** START OF INPUT MATERIAL **
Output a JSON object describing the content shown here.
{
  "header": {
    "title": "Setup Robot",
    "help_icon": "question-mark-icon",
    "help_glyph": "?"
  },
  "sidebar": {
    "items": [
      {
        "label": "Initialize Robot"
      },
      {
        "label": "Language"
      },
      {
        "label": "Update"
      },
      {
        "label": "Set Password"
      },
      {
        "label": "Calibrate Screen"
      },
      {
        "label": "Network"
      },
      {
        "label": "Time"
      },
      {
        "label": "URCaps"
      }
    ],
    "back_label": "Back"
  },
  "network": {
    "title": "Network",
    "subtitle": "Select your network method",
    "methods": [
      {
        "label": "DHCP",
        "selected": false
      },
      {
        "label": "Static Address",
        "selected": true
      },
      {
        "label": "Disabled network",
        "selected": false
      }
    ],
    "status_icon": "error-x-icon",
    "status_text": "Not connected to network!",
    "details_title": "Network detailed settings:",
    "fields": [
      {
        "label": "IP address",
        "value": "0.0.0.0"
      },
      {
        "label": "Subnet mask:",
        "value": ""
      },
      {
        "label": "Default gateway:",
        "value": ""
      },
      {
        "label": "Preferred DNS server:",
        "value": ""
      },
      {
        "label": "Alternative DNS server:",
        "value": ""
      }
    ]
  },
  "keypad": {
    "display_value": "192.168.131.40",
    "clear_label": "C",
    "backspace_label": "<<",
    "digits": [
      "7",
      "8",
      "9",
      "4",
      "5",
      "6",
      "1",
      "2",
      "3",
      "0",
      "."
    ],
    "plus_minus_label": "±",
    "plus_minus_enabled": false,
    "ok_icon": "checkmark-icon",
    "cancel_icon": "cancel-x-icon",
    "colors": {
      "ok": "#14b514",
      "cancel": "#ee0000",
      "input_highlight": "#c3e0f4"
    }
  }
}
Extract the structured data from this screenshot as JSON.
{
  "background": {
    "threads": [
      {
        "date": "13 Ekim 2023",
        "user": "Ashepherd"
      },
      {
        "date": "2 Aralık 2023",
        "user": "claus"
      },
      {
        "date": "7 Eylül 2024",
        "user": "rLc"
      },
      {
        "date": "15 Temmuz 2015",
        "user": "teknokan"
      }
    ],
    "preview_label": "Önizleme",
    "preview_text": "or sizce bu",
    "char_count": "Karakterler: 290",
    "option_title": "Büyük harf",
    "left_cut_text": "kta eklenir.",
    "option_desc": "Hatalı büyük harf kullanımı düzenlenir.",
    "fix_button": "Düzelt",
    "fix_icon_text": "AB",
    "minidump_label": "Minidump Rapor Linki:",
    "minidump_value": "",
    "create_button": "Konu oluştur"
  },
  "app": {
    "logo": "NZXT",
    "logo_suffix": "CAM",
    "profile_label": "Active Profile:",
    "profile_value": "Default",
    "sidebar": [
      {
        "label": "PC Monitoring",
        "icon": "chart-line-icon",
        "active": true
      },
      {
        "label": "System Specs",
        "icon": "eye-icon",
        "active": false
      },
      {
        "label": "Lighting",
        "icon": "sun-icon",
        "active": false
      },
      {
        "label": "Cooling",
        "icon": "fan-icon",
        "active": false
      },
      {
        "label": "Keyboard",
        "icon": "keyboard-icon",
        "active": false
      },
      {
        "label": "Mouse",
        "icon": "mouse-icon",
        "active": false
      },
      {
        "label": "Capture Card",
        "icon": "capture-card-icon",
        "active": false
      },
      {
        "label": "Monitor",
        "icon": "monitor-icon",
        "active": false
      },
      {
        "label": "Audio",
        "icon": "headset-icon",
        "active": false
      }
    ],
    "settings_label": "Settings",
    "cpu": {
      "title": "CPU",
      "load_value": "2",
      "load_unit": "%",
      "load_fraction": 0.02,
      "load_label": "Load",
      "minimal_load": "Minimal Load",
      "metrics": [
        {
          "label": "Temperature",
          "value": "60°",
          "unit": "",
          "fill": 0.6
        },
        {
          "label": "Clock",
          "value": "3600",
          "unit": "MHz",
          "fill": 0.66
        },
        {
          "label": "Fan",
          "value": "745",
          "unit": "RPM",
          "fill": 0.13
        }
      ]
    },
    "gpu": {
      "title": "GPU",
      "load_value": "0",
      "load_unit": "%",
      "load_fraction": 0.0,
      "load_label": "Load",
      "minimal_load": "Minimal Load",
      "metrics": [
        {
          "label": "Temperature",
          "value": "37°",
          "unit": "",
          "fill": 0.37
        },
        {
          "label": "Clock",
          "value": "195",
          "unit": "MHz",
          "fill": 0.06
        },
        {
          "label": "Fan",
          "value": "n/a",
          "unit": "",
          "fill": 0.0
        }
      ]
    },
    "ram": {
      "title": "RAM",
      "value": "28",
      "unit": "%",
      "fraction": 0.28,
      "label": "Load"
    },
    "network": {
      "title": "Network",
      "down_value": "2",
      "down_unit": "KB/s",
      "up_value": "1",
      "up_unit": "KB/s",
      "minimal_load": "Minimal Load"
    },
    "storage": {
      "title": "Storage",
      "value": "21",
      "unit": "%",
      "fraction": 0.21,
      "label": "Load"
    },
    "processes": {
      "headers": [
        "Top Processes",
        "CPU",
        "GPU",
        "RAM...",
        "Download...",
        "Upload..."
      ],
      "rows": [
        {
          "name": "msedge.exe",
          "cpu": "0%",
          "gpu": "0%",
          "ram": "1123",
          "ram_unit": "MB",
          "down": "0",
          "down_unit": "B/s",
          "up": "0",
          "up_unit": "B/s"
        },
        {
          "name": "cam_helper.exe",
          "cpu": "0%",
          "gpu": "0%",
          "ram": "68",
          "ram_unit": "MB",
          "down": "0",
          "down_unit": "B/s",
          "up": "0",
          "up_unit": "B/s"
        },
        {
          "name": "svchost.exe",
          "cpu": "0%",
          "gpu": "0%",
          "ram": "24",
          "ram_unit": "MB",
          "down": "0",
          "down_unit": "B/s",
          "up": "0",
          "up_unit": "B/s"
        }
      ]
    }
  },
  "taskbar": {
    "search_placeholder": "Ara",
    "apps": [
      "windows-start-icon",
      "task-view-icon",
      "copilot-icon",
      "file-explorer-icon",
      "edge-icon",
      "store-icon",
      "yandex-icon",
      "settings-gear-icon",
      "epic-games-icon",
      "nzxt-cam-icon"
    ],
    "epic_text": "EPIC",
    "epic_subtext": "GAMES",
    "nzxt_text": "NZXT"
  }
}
** END OF INPUT MATERIAL **
** START OF INPUT MATERIAL **
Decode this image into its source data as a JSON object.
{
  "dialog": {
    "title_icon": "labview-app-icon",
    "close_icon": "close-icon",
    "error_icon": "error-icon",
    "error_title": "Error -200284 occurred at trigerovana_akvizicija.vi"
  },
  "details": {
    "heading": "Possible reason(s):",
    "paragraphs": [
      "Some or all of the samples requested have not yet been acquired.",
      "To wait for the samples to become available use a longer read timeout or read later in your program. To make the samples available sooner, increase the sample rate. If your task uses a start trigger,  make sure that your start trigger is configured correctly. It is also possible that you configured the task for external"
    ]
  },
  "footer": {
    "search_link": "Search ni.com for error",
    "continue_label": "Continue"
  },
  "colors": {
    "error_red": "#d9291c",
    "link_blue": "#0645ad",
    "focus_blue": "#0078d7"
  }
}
** END OF INPUT MATERIAL **
** START OF INPUT MATERIAL **
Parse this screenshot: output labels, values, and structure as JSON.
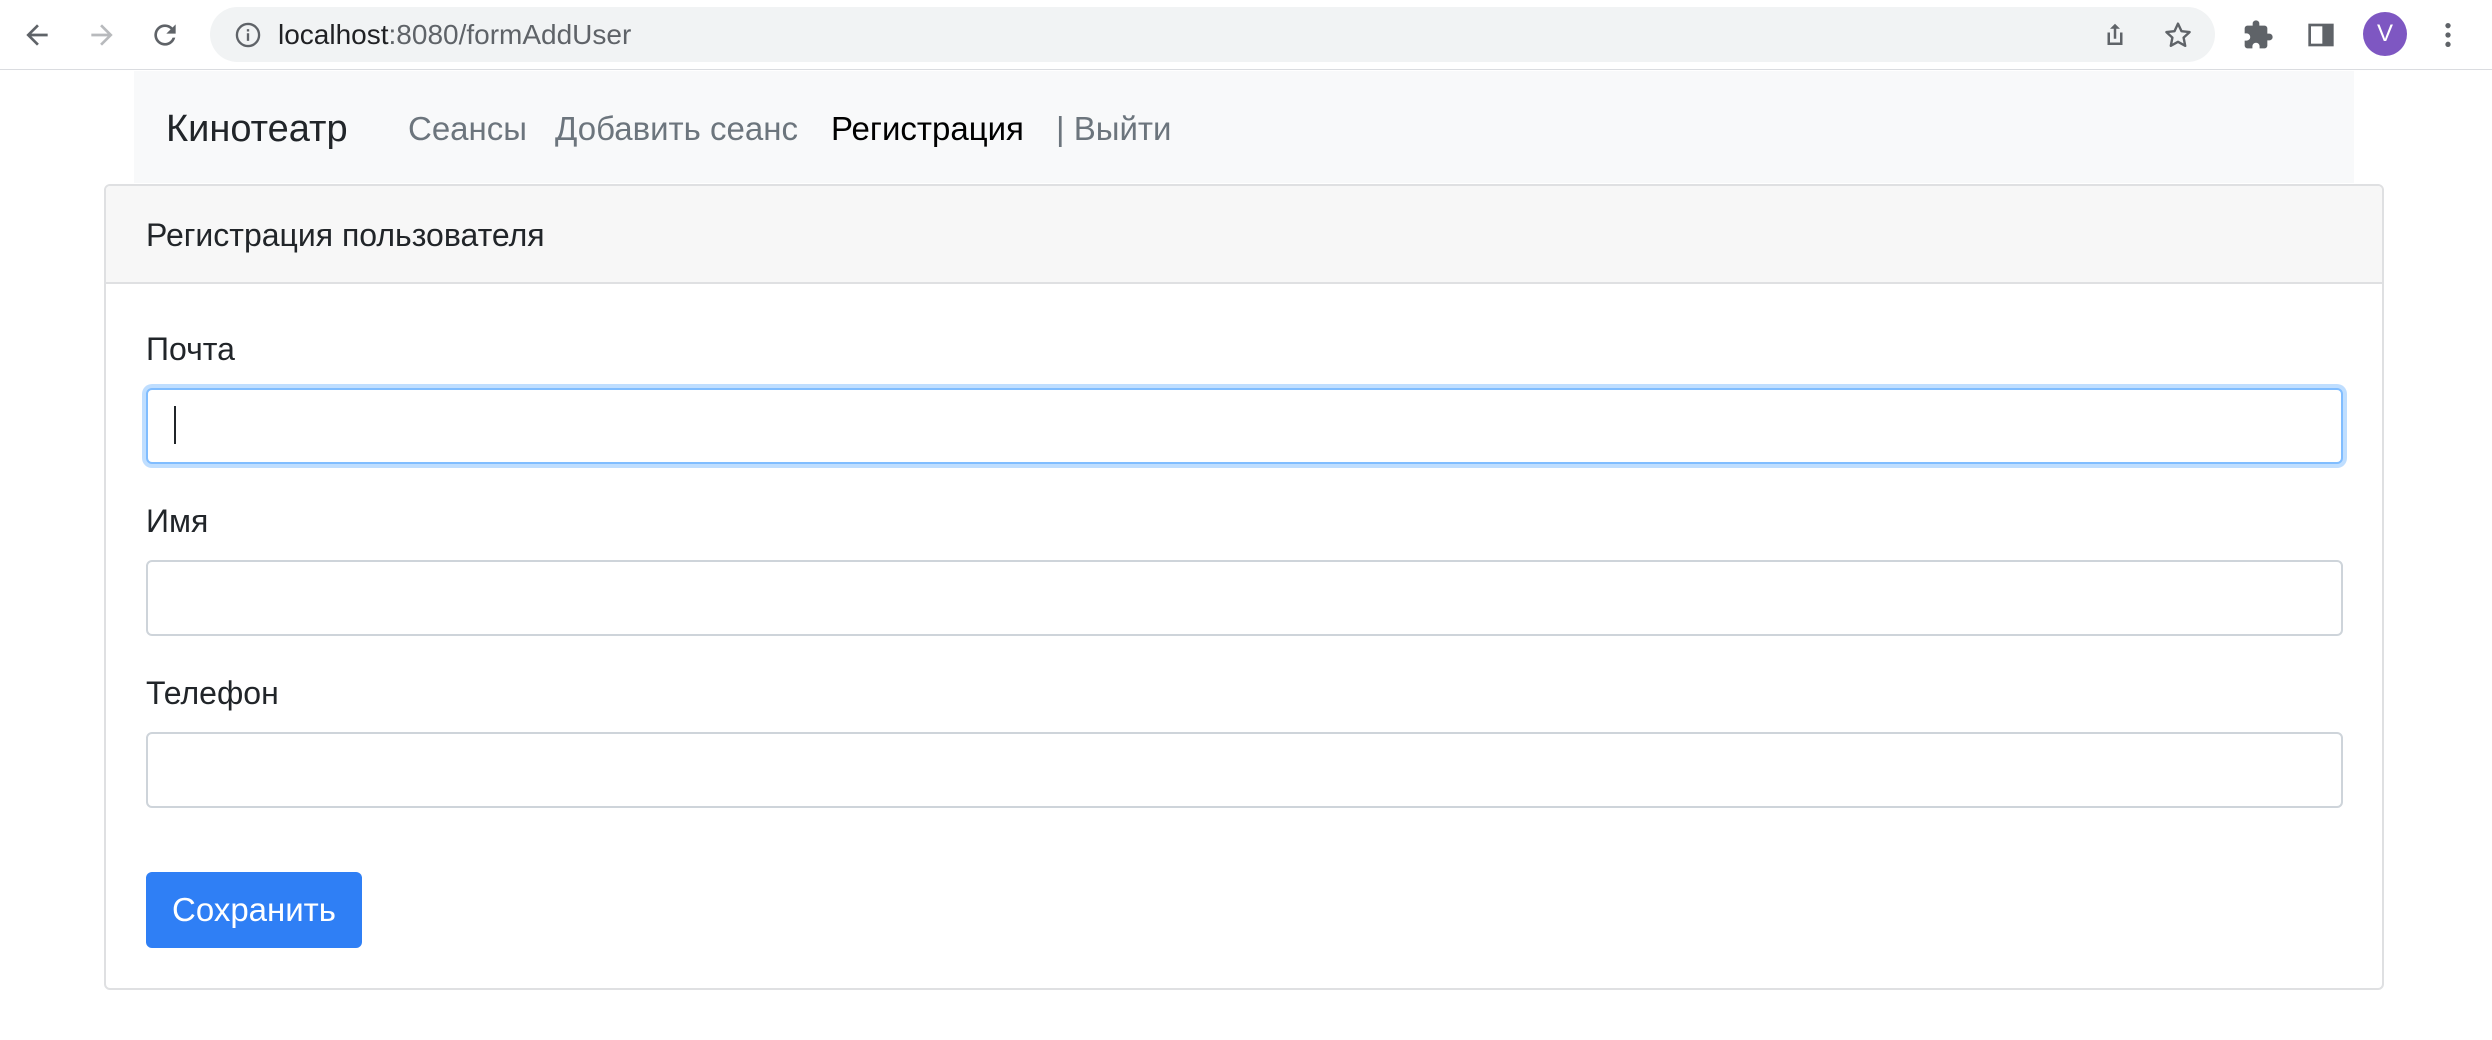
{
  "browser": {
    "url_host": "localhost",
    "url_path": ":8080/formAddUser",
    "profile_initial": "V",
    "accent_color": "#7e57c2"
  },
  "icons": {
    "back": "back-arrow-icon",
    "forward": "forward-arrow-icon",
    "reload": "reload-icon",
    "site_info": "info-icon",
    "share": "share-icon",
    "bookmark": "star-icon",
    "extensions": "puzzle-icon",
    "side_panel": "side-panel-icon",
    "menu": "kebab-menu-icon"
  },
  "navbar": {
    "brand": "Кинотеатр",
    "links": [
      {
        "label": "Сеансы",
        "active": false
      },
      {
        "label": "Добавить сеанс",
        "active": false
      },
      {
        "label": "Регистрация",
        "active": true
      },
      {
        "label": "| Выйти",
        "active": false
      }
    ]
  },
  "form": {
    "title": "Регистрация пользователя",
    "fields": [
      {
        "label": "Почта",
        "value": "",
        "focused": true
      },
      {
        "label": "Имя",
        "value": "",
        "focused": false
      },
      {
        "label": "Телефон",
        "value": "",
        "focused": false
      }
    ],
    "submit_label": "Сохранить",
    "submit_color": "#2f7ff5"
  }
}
** END OF INPUT MATERIAL **
■ **AIM**: From the listing above, pick out each line where the word "data" appears.

■ **RESULT FOR THIS TASK**:
Extract the structured data from this screenshot as JSON.
Decode this image into its source data as a JSON object.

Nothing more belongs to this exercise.